━━ Items ━━

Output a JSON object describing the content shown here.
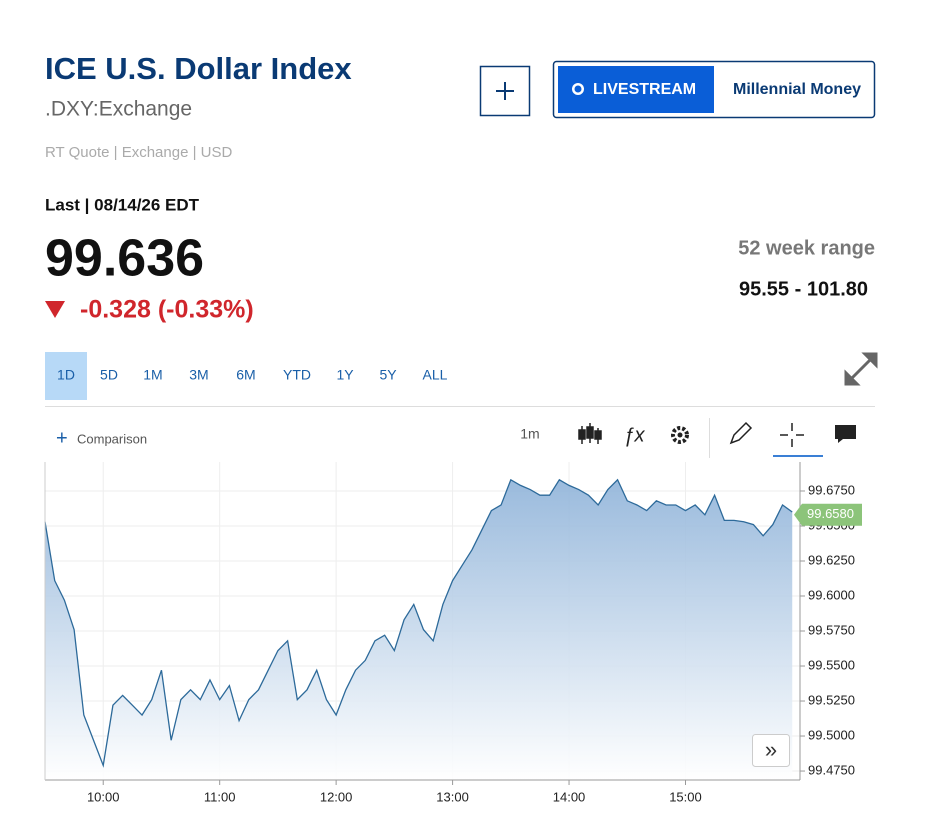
{
  "header": {
    "title": "ICE U.S. Dollar Index",
    "symbol": ".DXY:Exchange",
    "quote_info": "RT Quote | Exchange | USD",
    "last_info": "Last | 08/14/26 EDT",
    "price": "99.636",
    "change": "-0.328 (-0.33%)",
    "range_label": "52 week range",
    "range_value": "95.55 - 101.80",
    "livestream": "LIVESTREAM",
    "show": "Millennial Money"
  },
  "tabs": [
    "1D",
    "5D",
    "1M",
    "3M",
    "6M",
    "YTD",
    "1Y",
    "5Y",
    "ALL"
  ],
  "toolbar": {
    "comparison": "Comparison",
    "interval": "1m"
  },
  "chart_data": {
    "type": "area",
    "color": "#2d6a9a",
    "x": [
      570,
      575,
      580,
      585,
      590,
      595,
      600,
      605,
      610,
      615,
      620,
      625,
      630,
      635,
      640,
      645,
      650,
      655,
      660,
      665,
      670,
      675,
      680,
      685,
      690,
      695,
      700,
      705,
      710,
      715,
      720,
      725,
      730,
      735,
      740,
      745,
      750,
      755,
      760,
      765,
      770,
      775,
      780,
      785,
      790,
      795,
      800,
      805,
      810,
      815,
      820,
      825,
      830,
      835,
      840,
      845,
      850,
      855,
      860,
      865,
      870,
      875,
      880,
      885,
      890,
      895,
      900,
      905,
      910,
      915,
      920,
      925,
      930,
      935,
      940,
      945,
      950,
      955
    ],
    "values": [
      99.653,
      99.611,
      99.597,
      99.576,
      99.515,
      99.497,
      99.479,
      99.522,
      99.529,
      99.522,
      99.515,
      99.526,
      99.547,
      99.497,
      99.526,
      99.533,
      99.526,
      99.54,
      99.526,
      99.536,
      99.511,
      99.526,
      99.533,
      99.547,
      99.561,
      99.568,
      99.526,
      99.533,
      99.547,
      99.526,
      99.515,
      99.533,
      99.547,
      99.554,
      99.568,
      99.572,
      99.561,
      99.583,
      99.594,
      99.576,
      99.568,
      99.594,
      99.611,
      99.622,
      99.633,
      99.647,
      99.661,
      99.665,
      99.683,
      99.679,
      99.676,
      99.672,
      99.672,
      99.683,
      99.679,
      99.676,
      99.672,
      99.665,
      99.676,
      99.683,
      99.668,
      99.665,
      99.661,
      99.668,
      99.665,
      99.665,
      99.661,
      99.665,
      99.658,
      99.672,
      99.654,
      99.654,
      99.653,
      99.651,
      99.643,
      99.651,
      99.665,
      99.66
    ],
    "current_value": 99.658,
    "current_value_label": "99.6580",
    "xlim": [
      570,
      959
    ],
    "ylim": [
      99.4686,
      99.6957
    ],
    "xticks": [
      {
        "value": 600,
        "label": "10:00"
      },
      {
        "value": 660,
        "label": "11:00"
      },
      {
        "value": 720,
        "label": "12:00"
      },
      {
        "value": 780,
        "label": "13:00"
      },
      {
        "value": 840,
        "label": "14:00"
      },
      {
        "value": 900,
        "label": "15:00"
      }
    ],
    "yticks": [
      {
        "value": 99.475,
        "label": "99.4750"
      },
      {
        "value": 99.5,
        "label": "99.5000"
      },
      {
        "value": 99.525,
        "label": "99.5250"
      },
      {
        "value": 99.55,
        "label": "99.5500"
      },
      {
        "value": 99.575,
        "label": "99.5750"
      },
      {
        "value": 99.6,
        "label": "99.6000"
      },
      {
        "value": 99.625,
        "label": "99.6250"
      },
      {
        "value": 99.65,
        "label": "99.6500"
      },
      {
        "value": 99.675,
        "label": "99.6750"
      }
    ],
    "grid": true
  }
}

━━━

◆ **Required work**:
Of the lines in the entries, how many include the word "Exchange"? State only the number.

◆ **Final answer**:
2